§ **AIM OF THE EXERCISE**
Check every line below for the word "安徽六安" and copy the ones that have it.
════════════════════
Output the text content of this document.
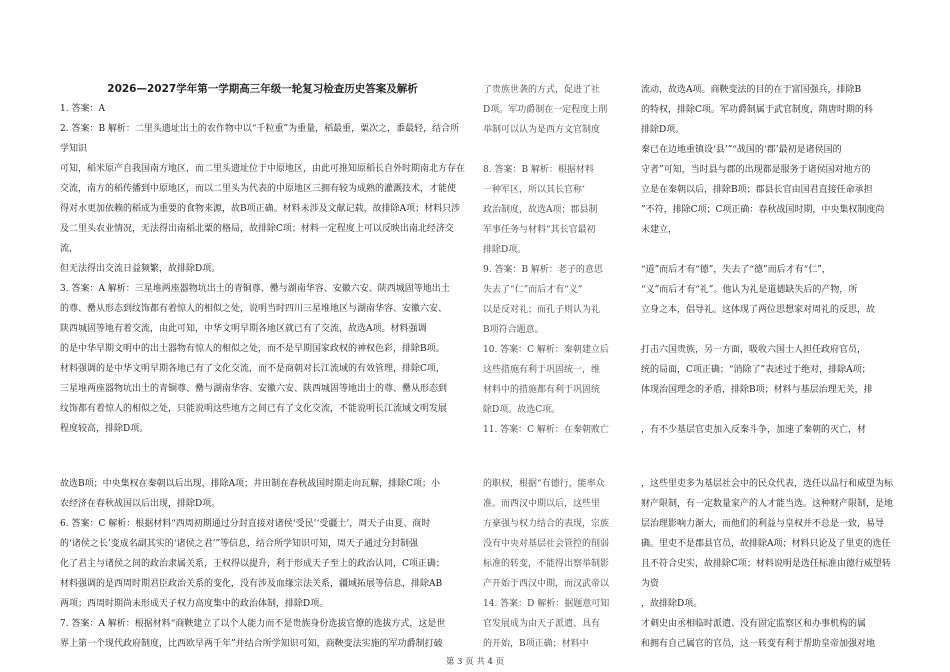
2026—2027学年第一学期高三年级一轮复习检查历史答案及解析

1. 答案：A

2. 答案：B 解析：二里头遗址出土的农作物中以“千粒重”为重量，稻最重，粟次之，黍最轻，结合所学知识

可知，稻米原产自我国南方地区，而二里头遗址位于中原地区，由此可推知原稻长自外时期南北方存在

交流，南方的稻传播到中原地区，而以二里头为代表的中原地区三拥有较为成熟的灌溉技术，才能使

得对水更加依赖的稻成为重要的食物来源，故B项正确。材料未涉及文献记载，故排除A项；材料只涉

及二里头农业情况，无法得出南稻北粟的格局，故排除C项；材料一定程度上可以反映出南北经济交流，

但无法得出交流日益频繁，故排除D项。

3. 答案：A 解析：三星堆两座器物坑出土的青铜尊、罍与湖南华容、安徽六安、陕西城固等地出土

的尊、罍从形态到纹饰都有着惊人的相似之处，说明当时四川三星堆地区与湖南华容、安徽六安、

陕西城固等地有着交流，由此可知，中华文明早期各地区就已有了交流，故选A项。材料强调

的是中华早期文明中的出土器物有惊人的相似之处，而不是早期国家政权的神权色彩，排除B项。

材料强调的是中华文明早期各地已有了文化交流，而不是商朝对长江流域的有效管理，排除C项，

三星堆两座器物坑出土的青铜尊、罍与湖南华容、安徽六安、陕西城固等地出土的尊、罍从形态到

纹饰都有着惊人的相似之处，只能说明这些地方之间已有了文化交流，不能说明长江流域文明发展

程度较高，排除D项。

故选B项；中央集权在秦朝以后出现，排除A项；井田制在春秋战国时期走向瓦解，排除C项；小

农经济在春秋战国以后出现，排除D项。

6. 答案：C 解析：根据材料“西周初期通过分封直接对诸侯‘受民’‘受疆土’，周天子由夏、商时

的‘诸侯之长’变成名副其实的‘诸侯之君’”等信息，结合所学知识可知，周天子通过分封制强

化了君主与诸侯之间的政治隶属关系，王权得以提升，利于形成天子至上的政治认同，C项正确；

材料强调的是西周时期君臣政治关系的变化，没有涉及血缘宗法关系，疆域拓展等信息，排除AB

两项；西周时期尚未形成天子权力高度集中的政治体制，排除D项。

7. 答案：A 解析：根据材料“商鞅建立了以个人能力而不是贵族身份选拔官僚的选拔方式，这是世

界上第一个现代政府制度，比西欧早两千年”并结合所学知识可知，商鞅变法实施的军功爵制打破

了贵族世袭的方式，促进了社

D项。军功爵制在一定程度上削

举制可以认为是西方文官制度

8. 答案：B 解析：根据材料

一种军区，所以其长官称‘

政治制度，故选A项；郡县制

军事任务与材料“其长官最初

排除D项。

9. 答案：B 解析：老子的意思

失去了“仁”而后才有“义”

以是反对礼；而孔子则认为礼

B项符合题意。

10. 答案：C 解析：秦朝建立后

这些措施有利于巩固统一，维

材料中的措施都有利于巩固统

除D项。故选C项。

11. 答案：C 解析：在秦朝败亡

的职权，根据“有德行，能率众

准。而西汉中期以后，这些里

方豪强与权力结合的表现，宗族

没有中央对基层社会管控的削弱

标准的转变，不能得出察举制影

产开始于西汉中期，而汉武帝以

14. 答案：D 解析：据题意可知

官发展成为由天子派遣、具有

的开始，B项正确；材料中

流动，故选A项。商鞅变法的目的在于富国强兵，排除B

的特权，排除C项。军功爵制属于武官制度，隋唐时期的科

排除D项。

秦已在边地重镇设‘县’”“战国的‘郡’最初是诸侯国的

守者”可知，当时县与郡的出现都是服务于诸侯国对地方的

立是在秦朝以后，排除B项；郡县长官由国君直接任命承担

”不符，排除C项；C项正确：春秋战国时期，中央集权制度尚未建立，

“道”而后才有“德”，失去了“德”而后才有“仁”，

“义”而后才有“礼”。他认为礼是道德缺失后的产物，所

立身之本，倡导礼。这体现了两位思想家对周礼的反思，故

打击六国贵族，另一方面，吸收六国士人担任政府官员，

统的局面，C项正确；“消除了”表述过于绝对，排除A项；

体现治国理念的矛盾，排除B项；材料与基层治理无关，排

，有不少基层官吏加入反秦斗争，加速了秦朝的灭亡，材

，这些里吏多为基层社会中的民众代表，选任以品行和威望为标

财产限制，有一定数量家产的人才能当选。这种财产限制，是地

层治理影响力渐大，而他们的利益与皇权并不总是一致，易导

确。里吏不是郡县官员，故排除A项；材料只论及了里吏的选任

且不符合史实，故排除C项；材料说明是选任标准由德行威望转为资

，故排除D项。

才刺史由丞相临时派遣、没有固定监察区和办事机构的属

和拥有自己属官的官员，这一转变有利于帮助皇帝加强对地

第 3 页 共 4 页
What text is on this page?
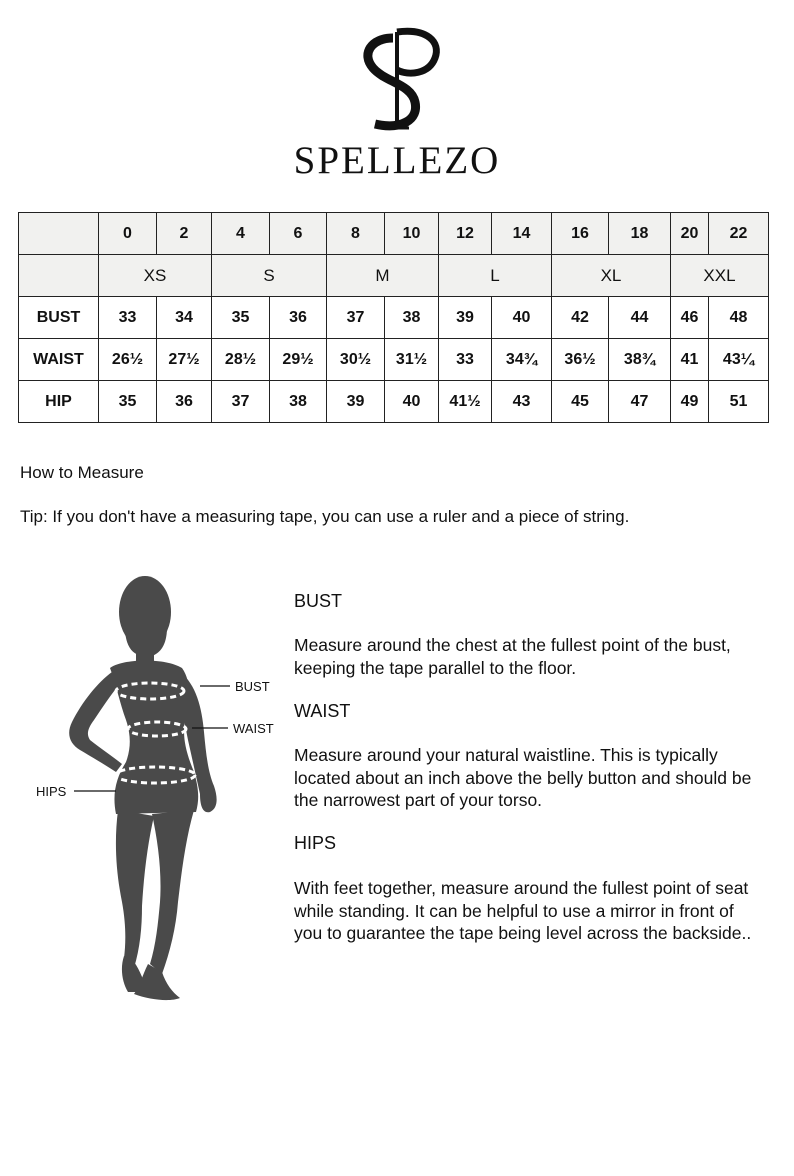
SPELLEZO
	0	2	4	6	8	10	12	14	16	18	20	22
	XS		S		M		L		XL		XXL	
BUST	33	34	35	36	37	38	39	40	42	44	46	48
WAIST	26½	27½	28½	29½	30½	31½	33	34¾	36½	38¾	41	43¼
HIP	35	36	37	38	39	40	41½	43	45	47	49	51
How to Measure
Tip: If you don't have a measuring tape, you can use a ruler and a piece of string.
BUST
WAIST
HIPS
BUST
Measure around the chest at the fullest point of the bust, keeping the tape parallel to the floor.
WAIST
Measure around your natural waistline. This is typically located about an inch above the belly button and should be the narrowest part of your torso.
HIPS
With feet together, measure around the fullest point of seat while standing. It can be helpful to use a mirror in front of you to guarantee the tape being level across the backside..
════════════════════
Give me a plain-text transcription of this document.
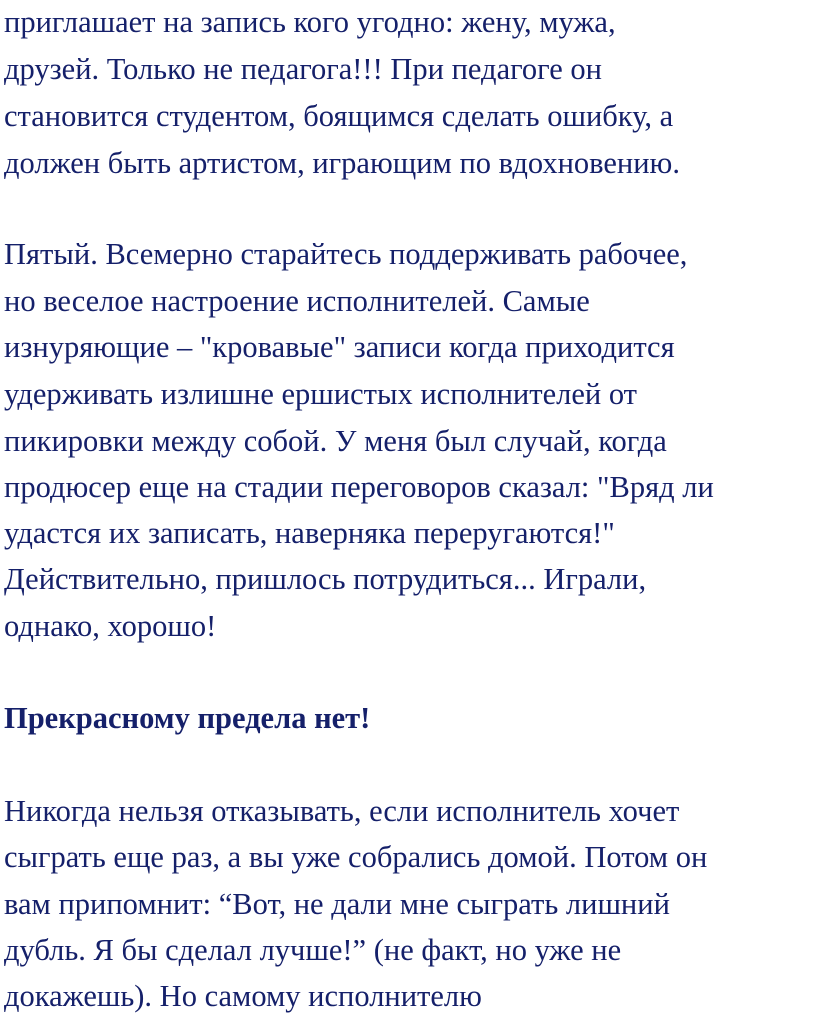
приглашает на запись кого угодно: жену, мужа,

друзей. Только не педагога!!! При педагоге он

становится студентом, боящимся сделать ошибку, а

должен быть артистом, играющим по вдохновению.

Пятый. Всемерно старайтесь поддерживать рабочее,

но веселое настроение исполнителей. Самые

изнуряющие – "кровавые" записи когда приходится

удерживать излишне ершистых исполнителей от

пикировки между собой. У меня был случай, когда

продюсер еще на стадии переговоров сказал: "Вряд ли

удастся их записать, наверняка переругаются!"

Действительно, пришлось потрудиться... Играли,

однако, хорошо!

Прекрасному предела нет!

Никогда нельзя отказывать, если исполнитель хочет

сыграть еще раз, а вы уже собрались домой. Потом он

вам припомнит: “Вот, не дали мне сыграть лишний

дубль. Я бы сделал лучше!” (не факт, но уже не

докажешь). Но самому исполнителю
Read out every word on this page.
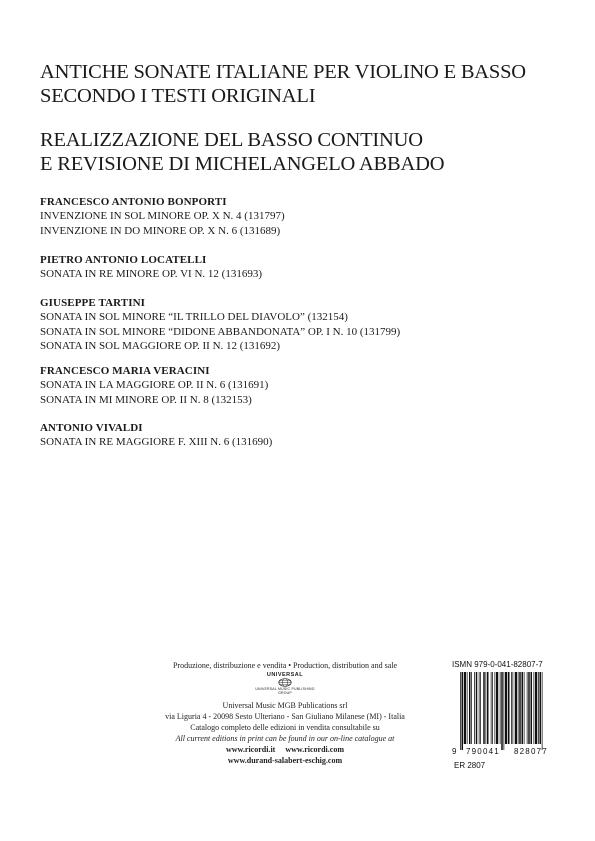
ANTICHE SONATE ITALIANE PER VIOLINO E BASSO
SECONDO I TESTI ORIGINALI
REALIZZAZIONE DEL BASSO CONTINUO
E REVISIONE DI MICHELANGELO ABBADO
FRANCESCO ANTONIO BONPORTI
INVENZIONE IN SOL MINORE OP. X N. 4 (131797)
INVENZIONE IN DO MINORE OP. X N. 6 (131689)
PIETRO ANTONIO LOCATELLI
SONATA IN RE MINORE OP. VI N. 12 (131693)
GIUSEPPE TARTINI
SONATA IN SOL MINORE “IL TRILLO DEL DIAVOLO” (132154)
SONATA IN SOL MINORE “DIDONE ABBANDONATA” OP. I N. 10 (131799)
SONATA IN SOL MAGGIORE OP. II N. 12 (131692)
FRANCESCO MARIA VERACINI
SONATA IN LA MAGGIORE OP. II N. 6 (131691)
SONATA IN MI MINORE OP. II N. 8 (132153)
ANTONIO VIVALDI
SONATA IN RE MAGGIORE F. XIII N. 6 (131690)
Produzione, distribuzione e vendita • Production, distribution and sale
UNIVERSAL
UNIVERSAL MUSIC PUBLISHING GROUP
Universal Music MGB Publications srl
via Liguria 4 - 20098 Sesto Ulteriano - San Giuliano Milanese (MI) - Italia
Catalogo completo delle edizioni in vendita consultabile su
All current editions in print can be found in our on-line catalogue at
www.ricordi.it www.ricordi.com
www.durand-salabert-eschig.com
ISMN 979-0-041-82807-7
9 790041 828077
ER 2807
════════════════════
§ **CORRECT RESPONSE**
3. 答案：A 解析：三星堆两座器物坑出土的青铜尊、罍与湖南华容、安徽六安、陕西城固等地出土
的尊、罍从形态到纹饰都有着惊人的相似之处，说明当时四川三星堆地区与湖南华容、安徽六安、
三星堆两座器物坑出土的青铜尊、罍与湖南华容、安徽六安、陕西城固等地出土的尊、罍从形态到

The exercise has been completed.